- _PROBLEM STATEMENT_:
Leaving out every picture, quote the data below exactly as it appears.

● ● ● ●

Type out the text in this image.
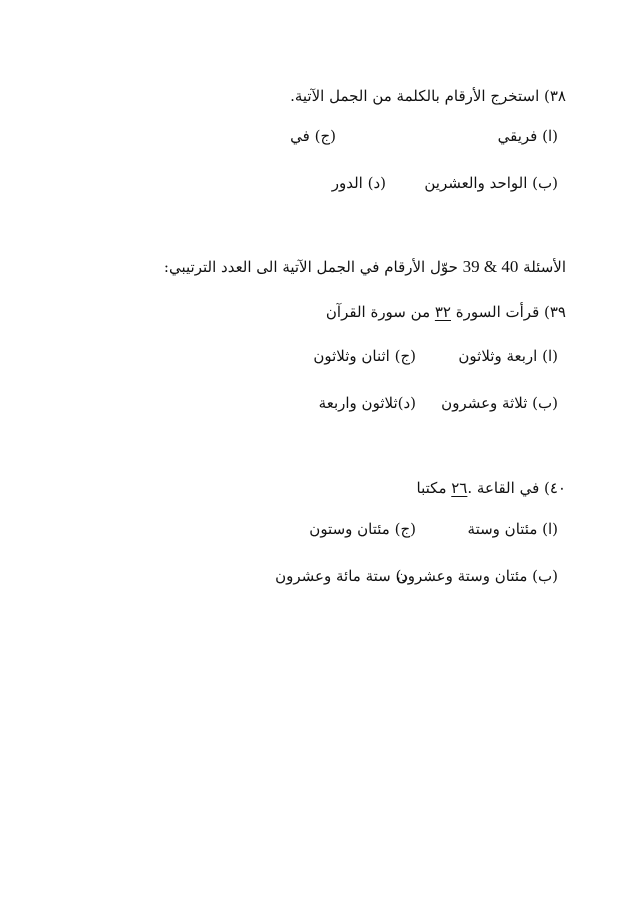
٣٨) استخرج الأرقام بالكلمة من الجمل الآتية.
(ا) فريقي
(ج) في
(ب) الواحد والعشرين
(د) الدور
الأسئلة 39 & 40 حوّل الأرقام في الجمل الآتية الى العدد الترتيبي:
٣٩) قرأت السورة ٣٢ من سورة القرآن
(ا) اربعة وثلاثون
(ج) اثنان وثلاثون
(ب) ثلاثة وعشرون
(د)ثلاثون واربعة
٤٠) في القاعة .٢٦ مكتبا
(ا) مئتان وستة
(ج) مئتان وستون
(ب) مئتان وستة وعشرون
د) ستة مائة وعشرون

● ● ● ●

- _TASK ANSWER_:
Type out the text in this image.
٣٨) استخرج الأرقام بالكلمة من الجمل الآتية.
(ا) فريقي
(ج) في
(ب) الواحد والعشرين
(د) الدور
الأسئلة 39 & 40 حوّل الأرقام في الجمل الآتية الى العدد الترتيبي:
٣٩) قرأت السورة ٣٢ من سورة القرآن
(ا) اربعة وثلاثون
(ج) اثنان وثلاثون
(ب) ثلاثة وعشرون
(د)ثلاثون واربعة
٤٠) في القاعة .٢٦ مكتبا
(ا) مئتان وستة
(ج) مئتان وستون
(ب) مئتان وستة وعشرون
د) ستة مائة وعشرون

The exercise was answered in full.